Start of TEXT PASSAGE

Turning Cornfield Into Lawn

Discussion in 'Homeowner Assistance Forum' started by onlygirlsmom, May 20, 2005.

  1. onlygirlsmom

    onlygirlsmom LawnSite Member
    Posts: 2

    My husband and I just purchased a 3 acre slightly rolling lot. It's prior purpose was farming, so much of it is cornfield. What is the best way to start the process of converting it into a lawn? (ie: rototill, etc.) We won't be building for at least another year or so and I'd like to start the process now so that it will be somewhat "lawn like" when we do eventually build. We live in central Michigan. Thanks for any help!
     
  2. Lumberjack

    Lumberjack LawnSite Member
    Posts: 180

    Assuming its been planted by normal farm machinery the ground is basicly ready. Most of the large rocks were removed to make it safe for plowing and the ground has already been broken for you. If the corn stalks are still there (cut last fall) then get a local farmer to plow them in.


    If you have a year or two to invest in it then smooth things out with a grader if needed and plant a clover mix for the first couple of years, After that , turn it and seed/sod it with the final grass you want.
     
  3. Stan MI

    Stan MI LawnSite Member
    from MI
    Posts: 101

    I did the same thing about 6 years ago. We purchased a 10 acre parcel that didn't produce very well for the farmer. I think the last thing he did was run a 3 bottom plow all over the property in various directions.

    I bought a 51 Super A with a spring tooth harrow and dragged and dragged and dragged until it was smooth then dragged a mattress just as a final fill.

    Seeded with 50% recommended rate of 333 from Rhino Supply. (Brighton, may be one near you)Looks great now.

    I now mow with a TORO, ZTR. Much faster than the tractor.
     
  4. onlygirlsmom

    onlygirlsmom LawnSite Member
    Posts: 2

    when you're reseeding that large of an area do you use a commercial grass spreader? or do you spray that liquid green mixture that you see sometimes?

End of TEXT PASSAGE

— USING THE INFORMATION —
1: In the forum thread, how large is the lot that onlygirlsmom and her husband bought?
2: Carry on the forum thread from the point where it stops.
The entries that follow are not needed for the forum thread's tasks.

Start of GIVEN ENTRIES

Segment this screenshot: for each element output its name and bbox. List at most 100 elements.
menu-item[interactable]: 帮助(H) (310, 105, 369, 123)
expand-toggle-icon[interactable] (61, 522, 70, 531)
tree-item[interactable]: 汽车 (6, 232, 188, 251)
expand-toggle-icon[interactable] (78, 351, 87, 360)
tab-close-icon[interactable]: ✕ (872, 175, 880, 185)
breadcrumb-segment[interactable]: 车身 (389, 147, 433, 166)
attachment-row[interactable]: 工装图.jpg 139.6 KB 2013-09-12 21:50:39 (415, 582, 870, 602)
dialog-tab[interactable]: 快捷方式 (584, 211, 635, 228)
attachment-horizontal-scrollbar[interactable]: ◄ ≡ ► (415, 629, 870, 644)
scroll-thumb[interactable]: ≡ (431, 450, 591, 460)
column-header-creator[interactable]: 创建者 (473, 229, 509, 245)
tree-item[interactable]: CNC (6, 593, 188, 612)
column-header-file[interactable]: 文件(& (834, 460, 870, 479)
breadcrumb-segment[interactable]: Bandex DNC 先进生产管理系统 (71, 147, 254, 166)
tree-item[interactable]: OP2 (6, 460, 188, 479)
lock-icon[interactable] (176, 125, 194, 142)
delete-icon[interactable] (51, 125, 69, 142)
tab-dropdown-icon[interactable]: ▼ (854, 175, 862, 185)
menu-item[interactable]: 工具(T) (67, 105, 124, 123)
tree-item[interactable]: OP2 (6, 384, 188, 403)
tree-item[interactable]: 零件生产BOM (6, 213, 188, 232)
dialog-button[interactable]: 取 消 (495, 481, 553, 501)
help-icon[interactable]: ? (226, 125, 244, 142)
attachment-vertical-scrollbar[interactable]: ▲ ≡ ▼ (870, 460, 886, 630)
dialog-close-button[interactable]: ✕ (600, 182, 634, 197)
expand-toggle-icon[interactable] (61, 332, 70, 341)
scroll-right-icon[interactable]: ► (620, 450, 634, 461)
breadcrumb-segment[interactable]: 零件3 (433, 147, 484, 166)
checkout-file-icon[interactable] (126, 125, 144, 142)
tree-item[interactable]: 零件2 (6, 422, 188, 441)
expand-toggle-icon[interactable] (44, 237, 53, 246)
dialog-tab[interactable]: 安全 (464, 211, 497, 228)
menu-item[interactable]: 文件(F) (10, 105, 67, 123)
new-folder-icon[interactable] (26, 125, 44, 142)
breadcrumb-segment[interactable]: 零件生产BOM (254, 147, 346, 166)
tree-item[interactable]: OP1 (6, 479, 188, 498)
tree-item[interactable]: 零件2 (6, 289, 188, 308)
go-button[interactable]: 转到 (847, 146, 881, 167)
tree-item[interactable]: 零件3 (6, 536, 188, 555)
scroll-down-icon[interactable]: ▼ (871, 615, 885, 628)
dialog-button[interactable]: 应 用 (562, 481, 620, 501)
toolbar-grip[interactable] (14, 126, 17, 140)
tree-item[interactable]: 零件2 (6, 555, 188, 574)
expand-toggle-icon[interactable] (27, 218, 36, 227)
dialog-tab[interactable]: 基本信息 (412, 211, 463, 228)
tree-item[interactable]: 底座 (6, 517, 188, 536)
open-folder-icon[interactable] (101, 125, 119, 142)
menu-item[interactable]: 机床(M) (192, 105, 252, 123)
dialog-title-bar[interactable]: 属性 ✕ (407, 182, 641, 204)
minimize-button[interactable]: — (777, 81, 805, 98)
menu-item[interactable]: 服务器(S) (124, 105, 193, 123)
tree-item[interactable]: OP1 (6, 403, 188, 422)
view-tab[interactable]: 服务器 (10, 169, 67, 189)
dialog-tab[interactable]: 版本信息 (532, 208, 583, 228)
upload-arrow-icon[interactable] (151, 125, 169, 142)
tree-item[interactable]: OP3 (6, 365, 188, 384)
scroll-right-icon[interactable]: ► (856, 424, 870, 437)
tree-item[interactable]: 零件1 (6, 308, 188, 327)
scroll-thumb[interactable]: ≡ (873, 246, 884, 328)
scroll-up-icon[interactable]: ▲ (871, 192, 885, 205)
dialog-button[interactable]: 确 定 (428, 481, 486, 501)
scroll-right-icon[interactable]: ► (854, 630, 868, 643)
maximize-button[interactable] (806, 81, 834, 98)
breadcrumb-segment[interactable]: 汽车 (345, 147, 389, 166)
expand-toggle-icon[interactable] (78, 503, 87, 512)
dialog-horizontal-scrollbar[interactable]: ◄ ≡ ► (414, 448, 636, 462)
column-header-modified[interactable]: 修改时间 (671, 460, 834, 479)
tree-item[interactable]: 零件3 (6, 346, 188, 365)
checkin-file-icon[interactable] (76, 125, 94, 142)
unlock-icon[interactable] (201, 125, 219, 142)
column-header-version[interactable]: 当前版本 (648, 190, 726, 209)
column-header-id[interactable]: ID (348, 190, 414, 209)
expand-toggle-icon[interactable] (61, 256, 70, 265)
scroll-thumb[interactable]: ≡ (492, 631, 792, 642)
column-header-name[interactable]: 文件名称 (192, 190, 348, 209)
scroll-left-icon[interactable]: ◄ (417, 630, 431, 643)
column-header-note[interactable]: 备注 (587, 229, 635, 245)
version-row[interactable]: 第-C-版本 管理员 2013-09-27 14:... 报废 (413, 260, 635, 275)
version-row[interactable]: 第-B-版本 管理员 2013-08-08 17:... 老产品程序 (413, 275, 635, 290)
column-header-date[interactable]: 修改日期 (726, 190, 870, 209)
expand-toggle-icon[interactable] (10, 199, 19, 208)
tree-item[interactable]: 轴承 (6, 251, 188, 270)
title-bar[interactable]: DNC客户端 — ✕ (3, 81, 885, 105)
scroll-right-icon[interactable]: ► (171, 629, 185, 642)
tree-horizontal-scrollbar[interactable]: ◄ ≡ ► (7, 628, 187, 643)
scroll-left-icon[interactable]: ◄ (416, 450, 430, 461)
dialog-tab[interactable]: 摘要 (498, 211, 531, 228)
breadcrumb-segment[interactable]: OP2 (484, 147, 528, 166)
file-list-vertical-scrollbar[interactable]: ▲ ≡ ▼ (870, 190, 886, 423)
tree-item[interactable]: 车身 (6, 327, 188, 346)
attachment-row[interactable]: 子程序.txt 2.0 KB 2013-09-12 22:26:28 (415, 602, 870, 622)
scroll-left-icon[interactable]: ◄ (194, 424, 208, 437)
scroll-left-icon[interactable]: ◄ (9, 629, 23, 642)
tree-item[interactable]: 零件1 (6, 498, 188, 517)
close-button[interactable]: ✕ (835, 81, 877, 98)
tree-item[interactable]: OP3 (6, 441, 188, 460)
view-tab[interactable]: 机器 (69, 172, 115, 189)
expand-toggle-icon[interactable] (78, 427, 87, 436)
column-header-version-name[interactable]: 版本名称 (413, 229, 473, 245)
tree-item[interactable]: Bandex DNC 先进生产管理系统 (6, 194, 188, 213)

End of GIVEN ENTRIES

— SOLVED PROBLEMS —
1: 3 acres

2:
    Pardon my "neophyteness" but when you say you dragged a mattress - do you literally mean a mattress? Is the "51 Super A" an attachment or a stand alone piece of equipment?
    We've discovered a plethora of poison ivy throughout the field so we're planning on hitting it all with 2-4-D before starting the tilling process.
     
  5. Lumberjack

    Lumberjack LawnSite Member
    Posts: 180

    for a one time DIY job Id just use a cheap speader but I have plenty of sweat left in me :) Assuming you have a tractor or mower , most can pull a speader behind them.

    for liquid (hydroseed) Id just get an LCO to do it.

    for the final passes a pipe with several dragged chains attached can also do the job.
     
  6. coachgrd

    coachgrd LawnSite Member
    Posts: 33

    onlygirlsmom:

    I think what these guys mean by a mattress is the springs of the matress only.

    As for seeding your area, the "sprayed on green stuff" will cost you a pretty penny. Since you won't be building on the land for a few years, you would save yourself a bundle by applying the seed with walk behind spreader, IMHO.

    Good luck!
     
  7. Stan MI

    Stan MI LawnSite Member
    from MI
    Posts: 101

    I used a hand held fertilizer/seed spreader. Took a while and my arm got tired but got the job done.

    As to the mattress - I should have said, a "box spring" with all the stuffing removed.

    The "51 SA" is a 1951 Farmall Super A tractor. An older, "small farm" tractor used mostly in the South for tobacco but you can find plenty around here also.

    When we bought the property I went to the local Green tractor dealer to price what I needed to flatten, mow and plow snow. His price was just over 35 thousand. I bought the tractor, a 60 "Woods" mower deck, snowplow and the spring tooth harrow for less then 3. Did the job very well. I have now moved on the mowing with a TORO ZTR and plowing with a Chevy, both are much faster and just as much fun in a different way.
     
  8. Stan MI

    Stan MI LawnSite Member
    from MI
    Posts: 101

    Just to touch on the 2-4-D part.

    I posted a question on this earlier this year in this forum. Didn't get a lot of responses. Look over our heads in the Pesticides forum.

    This has been an excellent year for dandelion growth. Unfortunately I don't like dandelions. 2-4-D does a great job on them, ivy's are tougher to kill off. If you kill off the weeds first than turn the soil you may pull up new seed or even a different type of weed than you started with. I'd turn it first, pick the rocks, let it grow a few weeks then spray it. JMO others may think something else.
     
  9. Appalachian landscape

    Appalachian landscape LawnSite Senior Member
    Posts: 453

    wait untill after you build. Big machines and trucks will compact the soil, tear up turf, and leave ruts.